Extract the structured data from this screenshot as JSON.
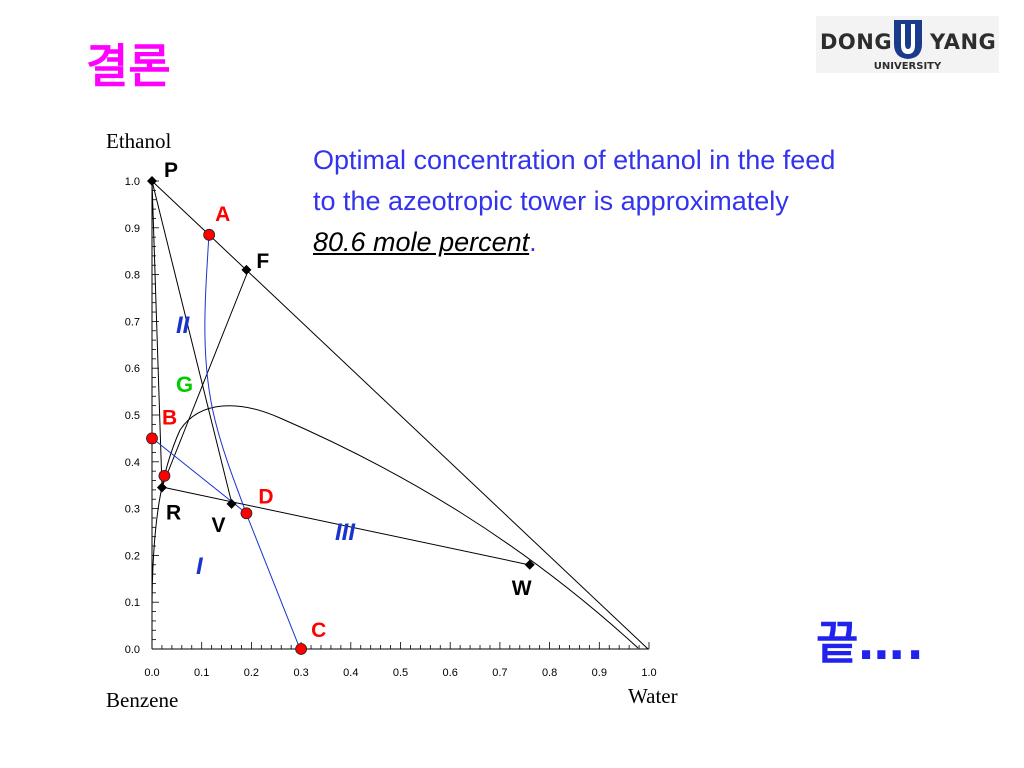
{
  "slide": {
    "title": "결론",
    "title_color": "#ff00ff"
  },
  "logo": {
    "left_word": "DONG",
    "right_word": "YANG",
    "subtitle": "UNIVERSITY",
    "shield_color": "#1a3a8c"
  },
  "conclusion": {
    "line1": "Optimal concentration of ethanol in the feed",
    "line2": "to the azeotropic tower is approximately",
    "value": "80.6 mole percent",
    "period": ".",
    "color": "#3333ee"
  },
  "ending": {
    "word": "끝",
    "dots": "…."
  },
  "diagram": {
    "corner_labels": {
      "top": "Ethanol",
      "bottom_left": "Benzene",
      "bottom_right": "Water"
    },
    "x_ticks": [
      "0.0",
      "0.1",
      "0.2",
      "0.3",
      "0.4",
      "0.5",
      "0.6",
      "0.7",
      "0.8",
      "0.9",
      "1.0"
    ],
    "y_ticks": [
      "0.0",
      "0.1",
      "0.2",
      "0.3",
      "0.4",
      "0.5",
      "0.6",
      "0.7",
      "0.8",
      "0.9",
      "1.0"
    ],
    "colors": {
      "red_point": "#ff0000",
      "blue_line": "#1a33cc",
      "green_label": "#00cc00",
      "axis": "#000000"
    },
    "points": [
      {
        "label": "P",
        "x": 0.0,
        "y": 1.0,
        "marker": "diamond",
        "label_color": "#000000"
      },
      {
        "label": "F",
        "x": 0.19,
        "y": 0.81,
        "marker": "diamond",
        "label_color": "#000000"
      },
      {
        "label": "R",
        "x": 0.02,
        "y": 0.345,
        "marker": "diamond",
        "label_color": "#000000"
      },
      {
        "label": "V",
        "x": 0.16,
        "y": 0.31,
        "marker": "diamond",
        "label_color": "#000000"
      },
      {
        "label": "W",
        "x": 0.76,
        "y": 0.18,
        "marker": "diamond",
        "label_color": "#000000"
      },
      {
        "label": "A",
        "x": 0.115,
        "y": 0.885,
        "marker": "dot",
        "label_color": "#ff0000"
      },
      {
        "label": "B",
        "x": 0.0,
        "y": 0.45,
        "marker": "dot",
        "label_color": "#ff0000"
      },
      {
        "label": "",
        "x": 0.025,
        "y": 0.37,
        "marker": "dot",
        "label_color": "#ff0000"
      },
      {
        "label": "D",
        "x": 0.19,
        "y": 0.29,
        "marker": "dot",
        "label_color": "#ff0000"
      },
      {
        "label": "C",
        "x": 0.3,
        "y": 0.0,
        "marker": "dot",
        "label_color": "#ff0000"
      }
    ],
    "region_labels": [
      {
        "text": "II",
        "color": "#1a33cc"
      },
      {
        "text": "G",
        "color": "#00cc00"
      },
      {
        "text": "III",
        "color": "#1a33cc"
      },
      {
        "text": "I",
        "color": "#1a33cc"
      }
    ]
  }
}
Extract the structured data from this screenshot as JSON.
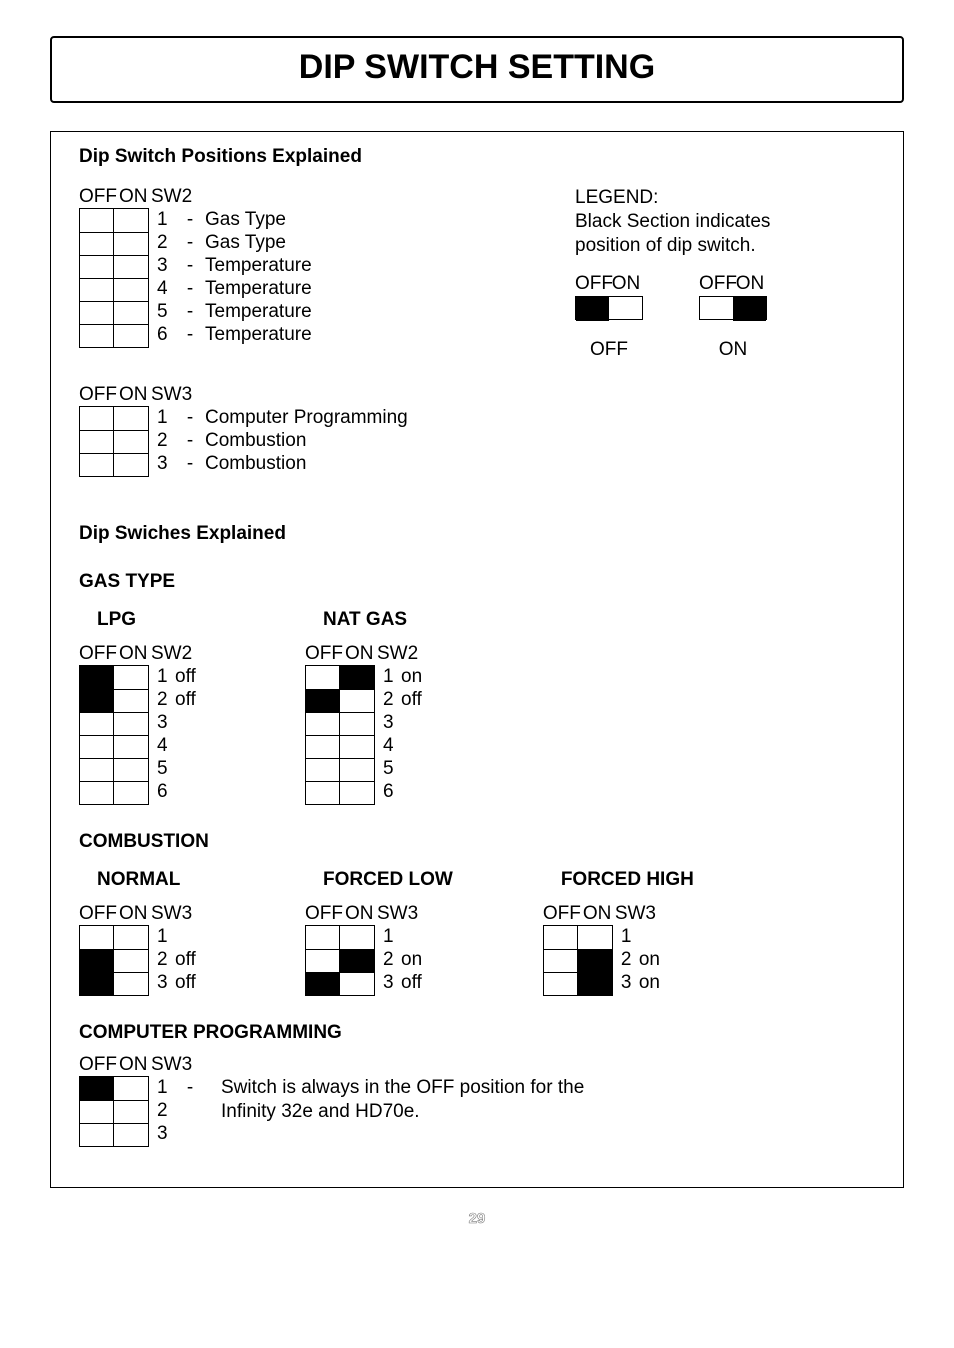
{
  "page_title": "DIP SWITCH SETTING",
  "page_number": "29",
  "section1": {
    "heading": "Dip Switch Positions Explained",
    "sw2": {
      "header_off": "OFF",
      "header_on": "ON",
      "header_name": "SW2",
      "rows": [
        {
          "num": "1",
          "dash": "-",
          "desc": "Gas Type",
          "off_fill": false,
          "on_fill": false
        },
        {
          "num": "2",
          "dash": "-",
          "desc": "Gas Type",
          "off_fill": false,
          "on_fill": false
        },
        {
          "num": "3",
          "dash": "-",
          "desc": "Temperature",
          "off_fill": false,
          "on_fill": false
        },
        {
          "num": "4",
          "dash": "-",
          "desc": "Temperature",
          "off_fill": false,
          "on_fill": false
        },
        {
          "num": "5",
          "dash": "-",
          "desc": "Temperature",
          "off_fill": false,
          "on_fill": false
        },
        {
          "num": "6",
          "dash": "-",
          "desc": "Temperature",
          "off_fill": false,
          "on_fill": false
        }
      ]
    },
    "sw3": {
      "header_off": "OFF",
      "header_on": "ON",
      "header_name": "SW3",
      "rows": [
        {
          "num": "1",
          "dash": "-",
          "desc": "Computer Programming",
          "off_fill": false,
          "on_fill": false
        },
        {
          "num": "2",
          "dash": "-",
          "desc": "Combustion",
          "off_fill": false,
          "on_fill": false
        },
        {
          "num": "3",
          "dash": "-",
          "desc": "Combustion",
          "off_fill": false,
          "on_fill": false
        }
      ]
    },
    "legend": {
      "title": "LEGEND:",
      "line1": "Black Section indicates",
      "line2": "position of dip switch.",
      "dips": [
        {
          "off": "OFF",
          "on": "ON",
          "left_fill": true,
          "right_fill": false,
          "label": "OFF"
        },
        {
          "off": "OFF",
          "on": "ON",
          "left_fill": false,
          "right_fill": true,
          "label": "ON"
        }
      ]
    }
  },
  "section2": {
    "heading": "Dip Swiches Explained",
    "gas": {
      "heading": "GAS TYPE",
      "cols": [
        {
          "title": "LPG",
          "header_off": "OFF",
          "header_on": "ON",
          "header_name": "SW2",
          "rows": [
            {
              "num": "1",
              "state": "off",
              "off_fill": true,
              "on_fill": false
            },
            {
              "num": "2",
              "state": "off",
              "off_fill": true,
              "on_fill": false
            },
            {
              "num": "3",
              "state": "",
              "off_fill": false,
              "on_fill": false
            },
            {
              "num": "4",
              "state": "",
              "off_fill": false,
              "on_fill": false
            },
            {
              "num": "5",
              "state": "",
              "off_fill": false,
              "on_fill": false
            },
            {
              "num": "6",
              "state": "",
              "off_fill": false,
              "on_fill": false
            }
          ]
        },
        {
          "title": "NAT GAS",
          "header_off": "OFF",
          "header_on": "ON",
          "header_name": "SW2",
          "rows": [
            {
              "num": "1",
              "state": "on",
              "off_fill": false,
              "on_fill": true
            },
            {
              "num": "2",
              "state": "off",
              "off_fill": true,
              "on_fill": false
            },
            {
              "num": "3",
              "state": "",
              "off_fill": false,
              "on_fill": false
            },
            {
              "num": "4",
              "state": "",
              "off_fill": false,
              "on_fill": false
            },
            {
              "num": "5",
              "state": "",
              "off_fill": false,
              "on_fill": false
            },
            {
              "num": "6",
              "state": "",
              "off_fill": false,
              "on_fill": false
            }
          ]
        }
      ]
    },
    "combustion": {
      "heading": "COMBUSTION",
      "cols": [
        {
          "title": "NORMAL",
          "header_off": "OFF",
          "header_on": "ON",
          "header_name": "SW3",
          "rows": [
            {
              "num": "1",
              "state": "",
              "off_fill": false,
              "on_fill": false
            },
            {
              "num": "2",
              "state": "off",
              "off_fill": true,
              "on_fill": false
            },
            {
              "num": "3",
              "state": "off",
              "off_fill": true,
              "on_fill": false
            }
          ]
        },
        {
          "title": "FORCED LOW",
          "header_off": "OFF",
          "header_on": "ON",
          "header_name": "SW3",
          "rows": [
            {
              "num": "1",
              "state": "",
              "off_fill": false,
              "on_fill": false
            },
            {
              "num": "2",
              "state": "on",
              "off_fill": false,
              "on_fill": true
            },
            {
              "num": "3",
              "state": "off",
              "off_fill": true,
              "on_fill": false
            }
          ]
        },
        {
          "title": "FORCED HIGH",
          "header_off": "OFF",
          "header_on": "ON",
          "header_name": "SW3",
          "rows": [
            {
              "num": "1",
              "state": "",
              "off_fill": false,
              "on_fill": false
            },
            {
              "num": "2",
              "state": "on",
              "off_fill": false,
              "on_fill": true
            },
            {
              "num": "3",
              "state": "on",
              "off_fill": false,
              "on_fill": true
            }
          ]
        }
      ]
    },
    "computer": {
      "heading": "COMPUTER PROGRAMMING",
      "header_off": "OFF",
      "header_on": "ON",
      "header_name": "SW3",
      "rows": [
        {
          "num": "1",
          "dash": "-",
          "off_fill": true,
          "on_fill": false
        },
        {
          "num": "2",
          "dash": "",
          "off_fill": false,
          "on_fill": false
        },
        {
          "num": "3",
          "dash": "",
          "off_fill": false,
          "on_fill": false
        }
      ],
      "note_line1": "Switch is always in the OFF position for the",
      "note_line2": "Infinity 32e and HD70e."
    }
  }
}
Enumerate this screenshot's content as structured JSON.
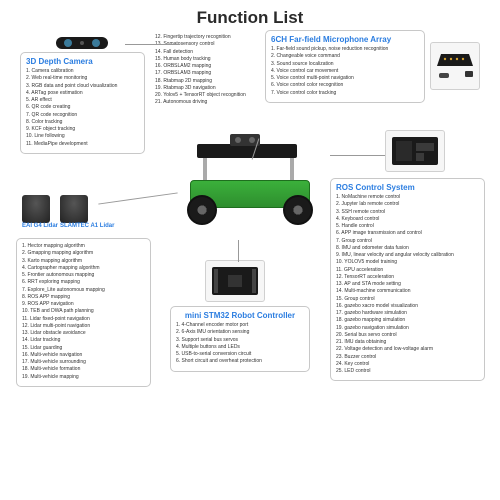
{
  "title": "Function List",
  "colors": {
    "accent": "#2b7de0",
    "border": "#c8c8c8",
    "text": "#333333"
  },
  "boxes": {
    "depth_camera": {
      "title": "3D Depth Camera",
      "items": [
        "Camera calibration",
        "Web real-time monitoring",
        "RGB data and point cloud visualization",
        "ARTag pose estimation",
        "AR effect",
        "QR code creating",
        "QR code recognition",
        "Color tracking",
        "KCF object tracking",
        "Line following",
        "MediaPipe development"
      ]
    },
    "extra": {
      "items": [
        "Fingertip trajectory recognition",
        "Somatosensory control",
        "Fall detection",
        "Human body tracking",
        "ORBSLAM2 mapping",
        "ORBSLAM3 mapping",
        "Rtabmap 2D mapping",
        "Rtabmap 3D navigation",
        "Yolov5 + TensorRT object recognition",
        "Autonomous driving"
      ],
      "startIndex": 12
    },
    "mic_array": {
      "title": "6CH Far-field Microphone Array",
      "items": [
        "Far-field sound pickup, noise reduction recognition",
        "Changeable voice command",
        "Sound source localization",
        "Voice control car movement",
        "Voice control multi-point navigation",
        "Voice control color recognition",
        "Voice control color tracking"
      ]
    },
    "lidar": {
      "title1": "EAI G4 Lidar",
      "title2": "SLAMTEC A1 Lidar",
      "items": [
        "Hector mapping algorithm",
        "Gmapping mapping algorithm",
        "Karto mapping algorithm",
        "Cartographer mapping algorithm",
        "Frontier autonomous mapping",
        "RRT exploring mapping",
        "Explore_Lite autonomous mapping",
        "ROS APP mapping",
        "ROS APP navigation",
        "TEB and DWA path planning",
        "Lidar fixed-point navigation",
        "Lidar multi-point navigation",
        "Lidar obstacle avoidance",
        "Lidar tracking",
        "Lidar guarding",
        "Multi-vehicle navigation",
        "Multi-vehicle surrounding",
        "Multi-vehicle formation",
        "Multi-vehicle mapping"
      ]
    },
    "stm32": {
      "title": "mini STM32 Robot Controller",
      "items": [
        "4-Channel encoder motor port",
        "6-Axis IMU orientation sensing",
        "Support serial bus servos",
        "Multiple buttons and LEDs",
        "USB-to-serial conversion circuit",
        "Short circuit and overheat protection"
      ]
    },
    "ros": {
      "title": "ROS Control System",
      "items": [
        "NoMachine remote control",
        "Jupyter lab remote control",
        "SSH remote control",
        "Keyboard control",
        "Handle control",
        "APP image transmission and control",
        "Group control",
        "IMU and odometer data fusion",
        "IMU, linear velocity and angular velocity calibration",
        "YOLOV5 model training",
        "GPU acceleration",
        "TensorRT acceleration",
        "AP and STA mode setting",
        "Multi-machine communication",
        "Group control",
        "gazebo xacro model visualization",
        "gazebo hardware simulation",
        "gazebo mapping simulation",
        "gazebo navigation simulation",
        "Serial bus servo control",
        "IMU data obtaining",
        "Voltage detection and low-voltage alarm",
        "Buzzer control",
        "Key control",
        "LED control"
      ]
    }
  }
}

Your task: Pull out all lines containing "algorithm".

Completed exercise:
        "Hector mapping algorithm",
        "Gmapping mapping algorithm",
        "Karto mapping algorithm",
        "Cartographer mapping algorithm",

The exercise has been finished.